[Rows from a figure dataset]
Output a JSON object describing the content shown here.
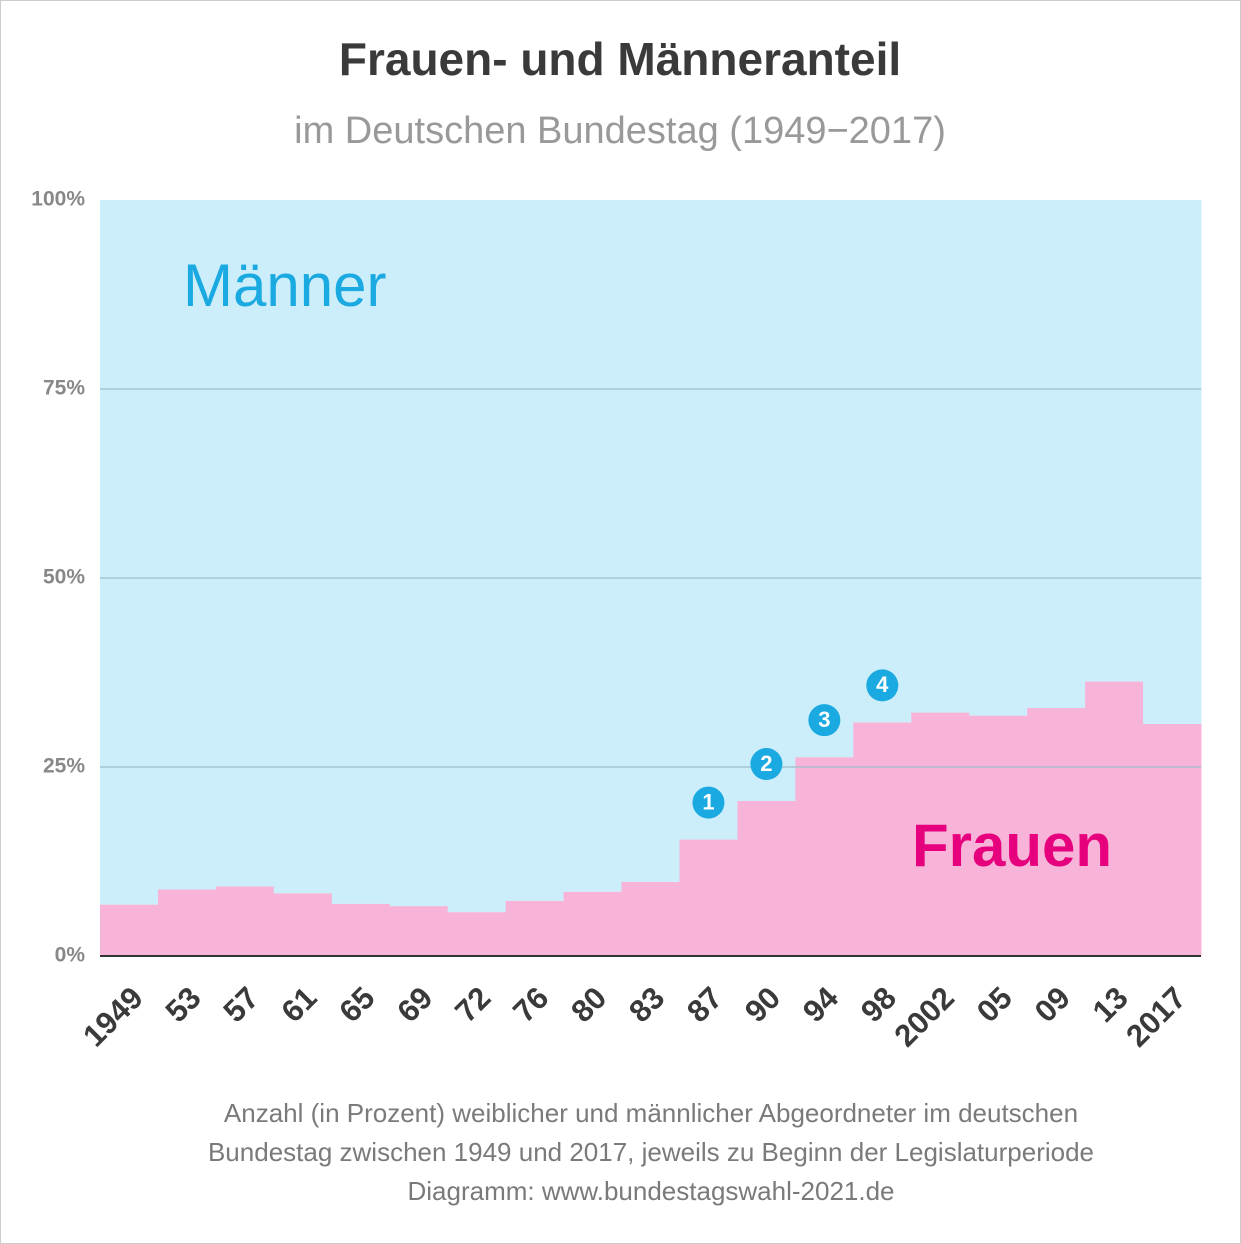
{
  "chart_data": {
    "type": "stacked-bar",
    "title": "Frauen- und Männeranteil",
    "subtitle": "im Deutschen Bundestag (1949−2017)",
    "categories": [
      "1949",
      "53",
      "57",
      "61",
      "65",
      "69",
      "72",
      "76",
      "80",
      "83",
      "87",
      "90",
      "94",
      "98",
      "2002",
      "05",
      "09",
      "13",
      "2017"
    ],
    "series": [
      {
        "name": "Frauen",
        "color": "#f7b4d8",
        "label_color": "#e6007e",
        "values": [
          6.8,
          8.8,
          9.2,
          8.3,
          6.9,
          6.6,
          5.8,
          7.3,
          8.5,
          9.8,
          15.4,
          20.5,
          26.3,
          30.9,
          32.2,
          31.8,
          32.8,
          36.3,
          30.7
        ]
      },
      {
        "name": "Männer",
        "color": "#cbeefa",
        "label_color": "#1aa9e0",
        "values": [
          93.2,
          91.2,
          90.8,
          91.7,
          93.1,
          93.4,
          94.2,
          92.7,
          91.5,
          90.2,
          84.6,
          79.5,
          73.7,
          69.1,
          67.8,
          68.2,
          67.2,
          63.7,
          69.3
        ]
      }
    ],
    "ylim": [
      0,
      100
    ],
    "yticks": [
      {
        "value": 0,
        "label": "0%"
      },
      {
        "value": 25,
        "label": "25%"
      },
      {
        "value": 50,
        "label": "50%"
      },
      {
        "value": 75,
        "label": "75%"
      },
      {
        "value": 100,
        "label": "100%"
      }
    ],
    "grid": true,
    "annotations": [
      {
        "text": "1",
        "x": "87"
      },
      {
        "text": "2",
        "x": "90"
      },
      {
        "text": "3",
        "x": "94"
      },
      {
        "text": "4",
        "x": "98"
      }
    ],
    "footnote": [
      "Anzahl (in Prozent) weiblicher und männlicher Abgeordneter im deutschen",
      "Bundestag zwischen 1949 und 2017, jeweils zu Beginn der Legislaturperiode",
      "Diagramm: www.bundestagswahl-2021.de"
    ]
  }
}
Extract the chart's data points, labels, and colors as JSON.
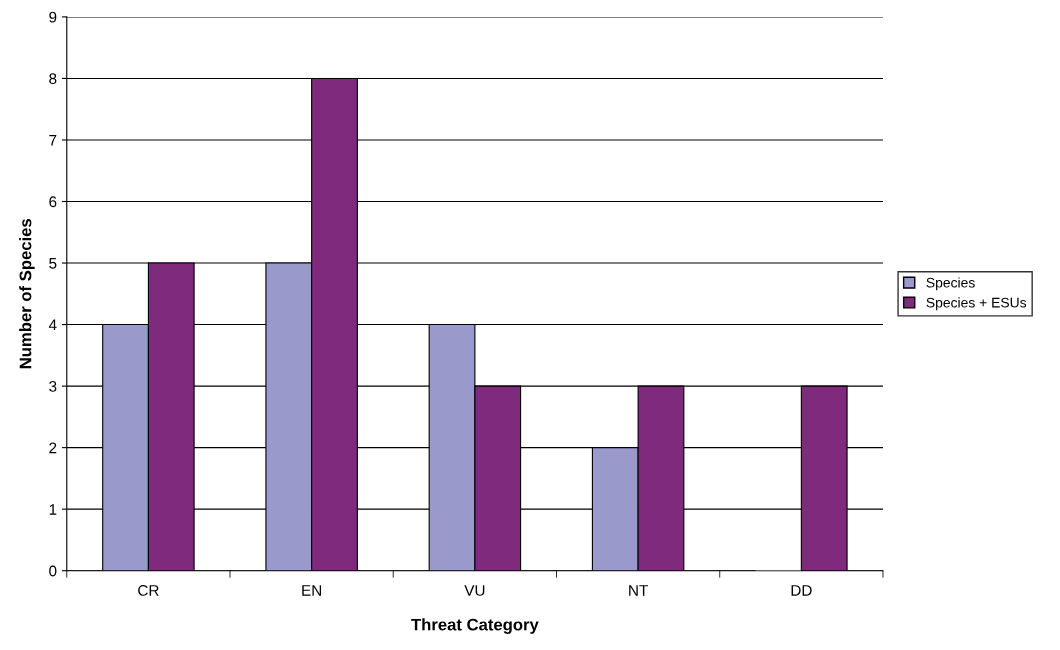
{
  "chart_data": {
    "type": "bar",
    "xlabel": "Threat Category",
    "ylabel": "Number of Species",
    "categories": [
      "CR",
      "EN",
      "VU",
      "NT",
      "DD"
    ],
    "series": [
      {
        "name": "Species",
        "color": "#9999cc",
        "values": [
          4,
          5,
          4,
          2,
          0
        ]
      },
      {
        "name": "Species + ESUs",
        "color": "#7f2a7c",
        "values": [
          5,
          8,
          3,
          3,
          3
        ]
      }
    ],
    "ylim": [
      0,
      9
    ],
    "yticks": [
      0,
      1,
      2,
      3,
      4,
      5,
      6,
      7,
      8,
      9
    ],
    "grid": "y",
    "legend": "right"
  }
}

*Your instructions*
Each entry above is to be written out again unchanged, apart from the pictures, which are left out.

*Result of the exercise*
Output a JSON object describing the content shown here.
{
  "chart_data": {
    "type": "stacked-bar",
    "title": "Frauen- und Männeranteil",
    "subtitle": "im Deutschen Bundestag (1949−2017)",
    "categories": [
      "1949",
      "53",
      "57",
      "61",
      "65",
      "69",
      "72",
      "76",
      "80",
      "83",
      "87",
      "90",
      "94",
      "98",
      "2002",
      "05",
      "09",
      "13",
      "2017"
    ],
    "series": [
      {
        "name": "Frauen",
        "color": "#f7b4d8",
        "label_color": "#e6007e",
        "values": [
          6.8,
          8.8,
          9.2,
          8.3,
          6.9,
          6.6,
          5.8,
          7.3,
          8.5,
          9.8,
          15.4,
          20.5,
          26.3,
          30.9,
          32.2,
          31.8,
          32.8,
          36.3,
          30.7
        ]
      },
      {
        "name": "Männer",
        "color": "#cbeefa",
        "label_color": "#1aa9e0",
        "values": [
          93.2,
          91.2,
          90.8,
          91.7,
          93.1,
          93.4,
          94.2,
          92.7,
          91.5,
          90.2,
          84.6,
          79.5,
          73.7,
          69.1,
          67.8,
          68.2,
          67.2,
          63.7,
          69.3
        ]
      }
    ],
    "ylim": [
      0,
      100
    ],
    "yticks": [
      {
        "value": 0,
        "label": "0%"
      },
      {
        "value": 25,
        "label": "25%"
      },
      {
        "value": 50,
        "label": "50%"
      },
      {
        "value": 75,
        "label": "75%"
      },
      {
        "value": 100,
        "label": "100%"
      }
    ],
    "grid": true,
    "annotations": [
      {
        "text": "1",
        "x": "87"
      },
      {
        "text": "2",
        "x": "90"
      },
      {
        "text": "3",
        "x": "94"
      },
      {
        "text": "4",
        "x": "98"
      }
    ],
    "footnote": [
      "Anzahl (in Prozent) weiblicher und männlicher Abgeordneter im deutschen",
      "Bundestag zwischen 1949 und 2017, jeweils zu Beginn der Legislaturperiode",
      "Diagramm: www.bundestagswahl-2021.de"
    ]
  }
}
Extract the chart's data points, labels, and colors as JSON.
{
  "chart_data": {
    "type": "bar",
    "xlabel": "Threat Category",
    "ylabel": "Number of Species",
    "categories": [
      "CR",
      "EN",
      "VU",
      "NT",
      "DD"
    ],
    "series": [
      {
        "name": "Species",
        "color": "#9999cc",
        "values": [
          4,
          5,
          4,
          2,
          0
        ]
      },
      {
        "name": "Species + ESUs",
        "color": "#7f2a7c",
        "values": [
          5,
          8,
          3,
          3,
          3
        ]
      }
    ],
    "ylim": [
      0,
      9
    ],
    "yticks": [
      0,
      1,
      2,
      3,
      4,
      5,
      6,
      7,
      8,
      9
    ],
    "grid": "y",
    "legend": "right"
  }
}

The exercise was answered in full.